## Written problem
Look through the material below and count the lines with the string "podľa". Report only the count.

## Task input
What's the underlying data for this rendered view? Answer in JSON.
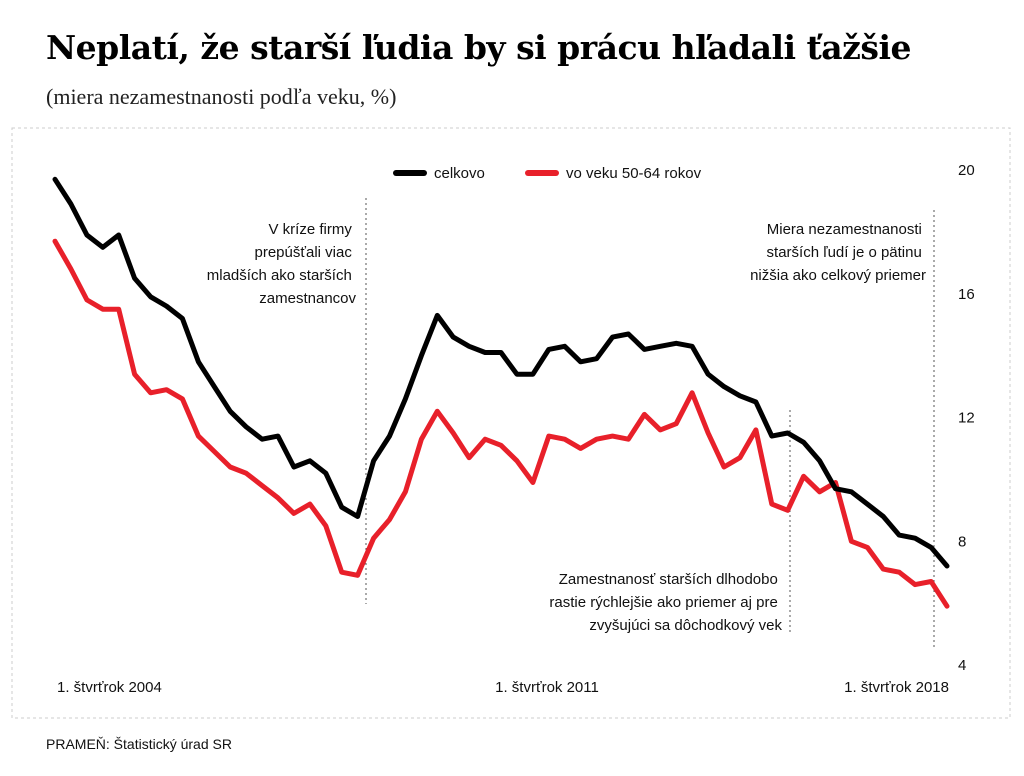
{
  "title": "Neplatí, že starší ľudia by si prácu hľadali ťažšie",
  "subtitle": "(miera nezamestnanosti podľa veku, %)",
  "source": "PRAMEŇ: Štatistický úrad SR",
  "colors": {
    "total": "#000000",
    "older": "#e8202a",
    "frame": "#cccccc",
    "guide": "#555555"
  },
  "chart_data": {
    "type": "line",
    "title": "Neplatí, že starší ľudia by si prácu hľadali ťažšie",
    "subtitle": "(miera nezamestnanosti podľa veku, %)",
    "xlabel": "",
    "ylabel": "%",
    "ylim": [
      4,
      20
    ],
    "yticks": [
      4,
      8,
      12,
      16,
      20
    ],
    "y_axis_side": "right",
    "grid": false,
    "legend_position": "top",
    "x_tick_labels": [
      {
        "quarter_index": 0,
        "label": "1. štvrťrok 2004"
      },
      {
        "quarter_index": 28,
        "label": "1. štvrťrok 2011"
      },
      {
        "quarter_index": 56,
        "label": "1. štvrťrok 2018"
      }
    ],
    "series": [
      {
        "name": "celkovo",
        "color": "#000000",
        "values": [
          19.7,
          18.9,
          17.9,
          17.5,
          17.9,
          16.5,
          15.9,
          15.6,
          15.2,
          13.8,
          13.0,
          12.2,
          11.7,
          11.3,
          11.4,
          10.4,
          10.6,
          10.2,
          9.1,
          8.8,
          10.6,
          11.4,
          12.6,
          14.0,
          15.3,
          14.6,
          14.3,
          14.1,
          14.1,
          13.4,
          13.4,
          14.2,
          14.3,
          13.8,
          13.9,
          14.6,
          14.7,
          14.2,
          14.3,
          14.4,
          14.3,
          13.4,
          13.0,
          12.7,
          12.5,
          11.4,
          11.5,
          11.2,
          10.6,
          9.7,
          9.6,
          9.2,
          8.8,
          8.2,
          8.1,
          7.8,
          7.2
        ]
      },
      {
        "name": "vo veku 50-64 rokov",
        "color": "#e8202a",
        "values": [
          17.7,
          16.8,
          15.8,
          15.5,
          15.5,
          13.4,
          12.8,
          12.9,
          12.6,
          11.4,
          10.9,
          10.4,
          10.2,
          9.8,
          9.4,
          8.9,
          9.2,
          8.5,
          7.0,
          6.9,
          8.1,
          8.7,
          9.6,
          11.3,
          12.2,
          11.5,
          10.7,
          11.3,
          11.1,
          10.6,
          9.9,
          11.4,
          11.3,
          11.0,
          11.3,
          11.4,
          11.3,
          12.1,
          11.6,
          11.8,
          12.8,
          11.5,
          10.4,
          10.7,
          11.6,
          9.2,
          9.0,
          10.1,
          9.6,
          9.9,
          8.0,
          7.8,
          7.1,
          7.0,
          6.6,
          6.7,
          5.9
        ]
      }
    ],
    "annotations": [
      {
        "id": "crisis",
        "lines": [
          "V kríze firmy",
          "prepúšťali viac",
          "mladších ako starších",
          "zamestnancov"
        ]
      },
      {
        "id": "older_rate",
        "lines": [
          "Miera nezamestnanosti",
          "starších ľudí je o pätinu",
          "nižšia ako celkový priemer"
        ]
      },
      {
        "id": "older_employment",
        "lines": [
          "Zamestnanosť starších dlhodobo",
          "rastie rýchlejšie ako priemer aj pre",
          "zvyšujúci sa dôchodkový vek"
        ]
      }
    ]
  }
}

## Result
2